▸ EXERCISE PROMPT
Write the data out again exactly, with no pictures.

▸ SOURCE MATERIAL

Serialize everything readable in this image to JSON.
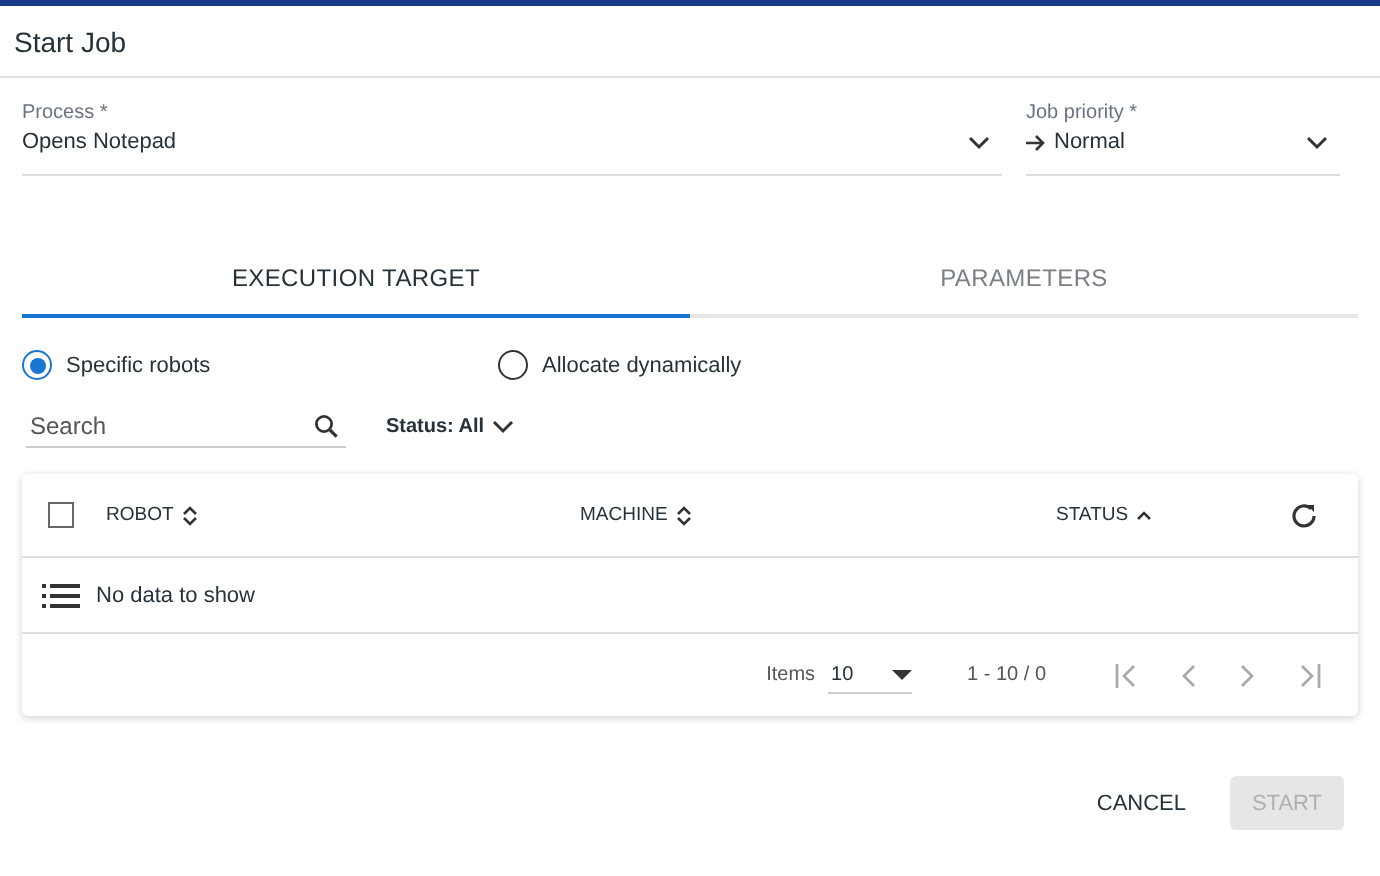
{
  "dialog": {
    "title": "Start Job"
  },
  "process": {
    "label": "Process *",
    "value": "Opens Notepad"
  },
  "priority": {
    "label": "Job priority *",
    "value": "Normal"
  },
  "tabs": [
    {
      "label": "EXECUTION TARGET",
      "selected": true
    },
    {
      "label": "PARAMETERS",
      "selected": false
    }
  ],
  "target_options": [
    {
      "label": "Specific robots",
      "selected": true
    },
    {
      "label": "Allocate dynamically",
      "selected": false
    }
  ],
  "search": {
    "placeholder": "Search"
  },
  "status_filter": "Status: All",
  "table": {
    "all_checked": false,
    "columns": [
      {
        "label": "ROBOT",
        "sorted": false
      },
      {
        "label": "MACHINE",
        "sorted": false
      },
      {
        "label": "STATUS",
        "sorted": true
      }
    ],
    "empty_message": "No data to show",
    "items_label": "Items",
    "page_size": "10",
    "range": "1 - 10 / 0"
  },
  "actions": {
    "cancel": "CANCEL",
    "start": {
      "label": "START",
      "disabled": true
    }
  }
}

▸ OUTPUT FOR THIS TASK
Serialize everything readable in this image to JSON.
{
  "dialog": {
    "title": "Start Job"
  },
  "process": {
    "label": "Process *",
    "value": "Opens Notepad"
  },
  "priority": {
    "label": "Job priority *",
    "value": "Normal"
  },
  "tabs": [
    {
      "label": "EXECUTION TARGET",
      "selected": true
    },
    {
      "label": "PARAMETERS",
      "selected": false
    }
  ],
  "target_options": [
    {
      "label": "Specific robots",
      "selected": true
    },
    {
      "label": "Allocate dynamically",
      "selected": false
    }
  ],
  "search": {
    "placeholder": "Search"
  },
  "status_filter": "Status: All",
  "table": {
    "all_checked": false,
    "columns": [
      {
        "label": "ROBOT",
        "sorted": false
      },
      {
        "label": "MACHINE",
        "sorted": false
      },
      {
        "label": "STATUS",
        "sorted": true
      }
    ],
    "empty_message": "No data to show",
    "items_label": "Items",
    "page_size": "10",
    "range": "1 - 10 / 0"
  },
  "actions": {
    "cancel": "CANCEL",
    "start": {
      "label": "START",
      "disabled": true
    }
  }
}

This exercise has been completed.